### Written instruction
Each line that holds the word "symbol" counts once; report how many lines do so and nothing else.

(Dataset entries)
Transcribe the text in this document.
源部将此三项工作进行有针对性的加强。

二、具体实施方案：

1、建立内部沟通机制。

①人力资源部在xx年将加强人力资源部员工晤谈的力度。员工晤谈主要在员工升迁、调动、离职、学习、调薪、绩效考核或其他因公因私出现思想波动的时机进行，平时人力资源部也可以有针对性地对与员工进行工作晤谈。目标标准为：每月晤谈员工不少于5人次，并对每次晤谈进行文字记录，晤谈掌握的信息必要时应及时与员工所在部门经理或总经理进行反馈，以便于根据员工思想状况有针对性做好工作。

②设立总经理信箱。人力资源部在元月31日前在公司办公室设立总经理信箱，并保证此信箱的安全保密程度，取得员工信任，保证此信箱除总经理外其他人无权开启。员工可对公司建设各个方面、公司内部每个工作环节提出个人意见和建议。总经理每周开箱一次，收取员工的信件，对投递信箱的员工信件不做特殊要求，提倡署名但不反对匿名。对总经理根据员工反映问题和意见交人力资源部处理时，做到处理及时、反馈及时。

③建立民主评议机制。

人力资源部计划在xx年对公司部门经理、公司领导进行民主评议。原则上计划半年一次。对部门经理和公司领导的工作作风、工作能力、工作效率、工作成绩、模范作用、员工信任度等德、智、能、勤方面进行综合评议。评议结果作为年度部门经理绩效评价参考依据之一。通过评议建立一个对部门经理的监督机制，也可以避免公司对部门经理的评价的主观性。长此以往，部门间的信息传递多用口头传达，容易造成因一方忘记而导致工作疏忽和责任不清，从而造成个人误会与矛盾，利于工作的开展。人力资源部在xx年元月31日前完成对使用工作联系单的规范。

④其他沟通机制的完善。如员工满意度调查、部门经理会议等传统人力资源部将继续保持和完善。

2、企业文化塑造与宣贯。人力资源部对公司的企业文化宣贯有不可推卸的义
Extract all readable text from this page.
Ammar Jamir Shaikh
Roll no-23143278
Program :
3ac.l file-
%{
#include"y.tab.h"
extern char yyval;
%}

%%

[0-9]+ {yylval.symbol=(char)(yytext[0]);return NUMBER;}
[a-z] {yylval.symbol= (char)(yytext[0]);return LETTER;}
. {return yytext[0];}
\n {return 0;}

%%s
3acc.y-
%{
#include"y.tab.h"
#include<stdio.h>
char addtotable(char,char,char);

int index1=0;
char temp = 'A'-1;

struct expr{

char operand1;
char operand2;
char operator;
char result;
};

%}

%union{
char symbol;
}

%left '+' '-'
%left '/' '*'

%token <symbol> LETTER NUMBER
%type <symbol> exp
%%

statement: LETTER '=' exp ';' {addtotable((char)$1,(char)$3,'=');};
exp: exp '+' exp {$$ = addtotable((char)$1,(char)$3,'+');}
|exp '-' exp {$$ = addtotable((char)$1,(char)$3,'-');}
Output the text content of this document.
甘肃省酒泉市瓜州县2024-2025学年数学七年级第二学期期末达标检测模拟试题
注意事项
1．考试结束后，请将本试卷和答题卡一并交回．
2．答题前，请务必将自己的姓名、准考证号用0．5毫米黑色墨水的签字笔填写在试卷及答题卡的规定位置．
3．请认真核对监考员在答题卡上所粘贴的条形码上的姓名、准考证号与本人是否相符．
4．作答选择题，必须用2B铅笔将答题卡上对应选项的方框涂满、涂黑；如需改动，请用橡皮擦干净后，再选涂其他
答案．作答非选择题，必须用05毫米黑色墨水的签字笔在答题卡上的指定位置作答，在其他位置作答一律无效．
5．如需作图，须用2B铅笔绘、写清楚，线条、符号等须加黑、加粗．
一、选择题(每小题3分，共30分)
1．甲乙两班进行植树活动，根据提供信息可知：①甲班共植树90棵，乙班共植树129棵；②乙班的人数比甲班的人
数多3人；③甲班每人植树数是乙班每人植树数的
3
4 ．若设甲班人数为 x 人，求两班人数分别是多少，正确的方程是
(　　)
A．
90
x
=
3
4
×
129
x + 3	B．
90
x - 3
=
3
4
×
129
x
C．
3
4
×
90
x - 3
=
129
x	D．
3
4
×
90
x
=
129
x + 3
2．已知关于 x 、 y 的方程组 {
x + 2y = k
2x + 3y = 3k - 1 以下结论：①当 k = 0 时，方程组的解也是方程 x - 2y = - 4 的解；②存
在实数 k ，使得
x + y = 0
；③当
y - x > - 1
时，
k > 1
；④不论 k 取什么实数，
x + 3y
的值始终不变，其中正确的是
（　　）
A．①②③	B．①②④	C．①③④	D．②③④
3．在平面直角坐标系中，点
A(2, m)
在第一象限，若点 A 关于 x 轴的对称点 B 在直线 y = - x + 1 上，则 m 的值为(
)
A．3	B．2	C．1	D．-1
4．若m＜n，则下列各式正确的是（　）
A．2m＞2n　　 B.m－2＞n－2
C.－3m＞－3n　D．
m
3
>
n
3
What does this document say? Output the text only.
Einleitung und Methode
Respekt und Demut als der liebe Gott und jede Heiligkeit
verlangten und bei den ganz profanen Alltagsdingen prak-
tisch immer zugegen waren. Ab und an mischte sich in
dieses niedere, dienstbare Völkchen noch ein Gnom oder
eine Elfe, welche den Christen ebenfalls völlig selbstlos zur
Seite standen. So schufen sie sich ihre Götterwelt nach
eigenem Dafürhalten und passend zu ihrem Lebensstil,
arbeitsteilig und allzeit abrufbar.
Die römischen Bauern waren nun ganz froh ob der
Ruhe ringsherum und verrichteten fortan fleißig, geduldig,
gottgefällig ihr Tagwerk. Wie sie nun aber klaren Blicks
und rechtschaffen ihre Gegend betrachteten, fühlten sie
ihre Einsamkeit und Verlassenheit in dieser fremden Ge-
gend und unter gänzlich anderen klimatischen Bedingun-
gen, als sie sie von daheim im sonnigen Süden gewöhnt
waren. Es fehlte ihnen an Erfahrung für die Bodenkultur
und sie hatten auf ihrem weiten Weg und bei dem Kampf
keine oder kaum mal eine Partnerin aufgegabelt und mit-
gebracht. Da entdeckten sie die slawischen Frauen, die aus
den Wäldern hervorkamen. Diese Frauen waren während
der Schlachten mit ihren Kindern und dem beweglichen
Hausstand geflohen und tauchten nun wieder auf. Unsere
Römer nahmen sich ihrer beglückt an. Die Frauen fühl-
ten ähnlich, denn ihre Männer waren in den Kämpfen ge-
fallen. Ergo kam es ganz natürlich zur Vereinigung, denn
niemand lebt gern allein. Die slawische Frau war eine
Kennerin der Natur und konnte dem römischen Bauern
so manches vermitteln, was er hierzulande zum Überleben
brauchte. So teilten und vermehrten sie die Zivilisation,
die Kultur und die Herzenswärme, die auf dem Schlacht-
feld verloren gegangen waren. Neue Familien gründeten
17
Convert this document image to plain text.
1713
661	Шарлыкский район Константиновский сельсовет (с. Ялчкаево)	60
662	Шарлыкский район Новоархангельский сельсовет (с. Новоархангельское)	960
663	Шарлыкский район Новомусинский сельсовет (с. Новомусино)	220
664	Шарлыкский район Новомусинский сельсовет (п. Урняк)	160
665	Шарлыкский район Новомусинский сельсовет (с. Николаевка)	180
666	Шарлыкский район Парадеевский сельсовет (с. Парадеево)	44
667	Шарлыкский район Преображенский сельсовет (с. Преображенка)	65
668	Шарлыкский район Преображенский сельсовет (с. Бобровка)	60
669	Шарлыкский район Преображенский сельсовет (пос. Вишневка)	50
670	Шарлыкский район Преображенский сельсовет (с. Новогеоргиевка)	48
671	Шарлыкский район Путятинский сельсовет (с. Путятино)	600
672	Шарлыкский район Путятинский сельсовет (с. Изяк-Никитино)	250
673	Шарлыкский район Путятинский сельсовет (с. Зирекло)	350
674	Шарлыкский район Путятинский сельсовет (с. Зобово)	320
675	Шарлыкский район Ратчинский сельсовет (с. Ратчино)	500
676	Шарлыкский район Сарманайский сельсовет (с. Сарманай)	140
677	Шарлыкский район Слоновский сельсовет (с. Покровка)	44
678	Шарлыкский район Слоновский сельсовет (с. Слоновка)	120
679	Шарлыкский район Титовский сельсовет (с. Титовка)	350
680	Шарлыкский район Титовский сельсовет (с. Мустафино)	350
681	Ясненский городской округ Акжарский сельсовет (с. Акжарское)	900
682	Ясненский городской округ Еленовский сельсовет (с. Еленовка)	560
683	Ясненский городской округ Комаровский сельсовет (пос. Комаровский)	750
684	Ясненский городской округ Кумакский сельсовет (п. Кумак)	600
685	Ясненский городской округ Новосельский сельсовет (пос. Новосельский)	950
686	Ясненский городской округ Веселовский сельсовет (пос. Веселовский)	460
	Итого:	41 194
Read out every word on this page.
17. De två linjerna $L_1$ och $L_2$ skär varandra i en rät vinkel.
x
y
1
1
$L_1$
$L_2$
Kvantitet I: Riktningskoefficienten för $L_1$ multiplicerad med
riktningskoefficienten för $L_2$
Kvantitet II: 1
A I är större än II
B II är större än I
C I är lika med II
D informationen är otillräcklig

### Correct answer
5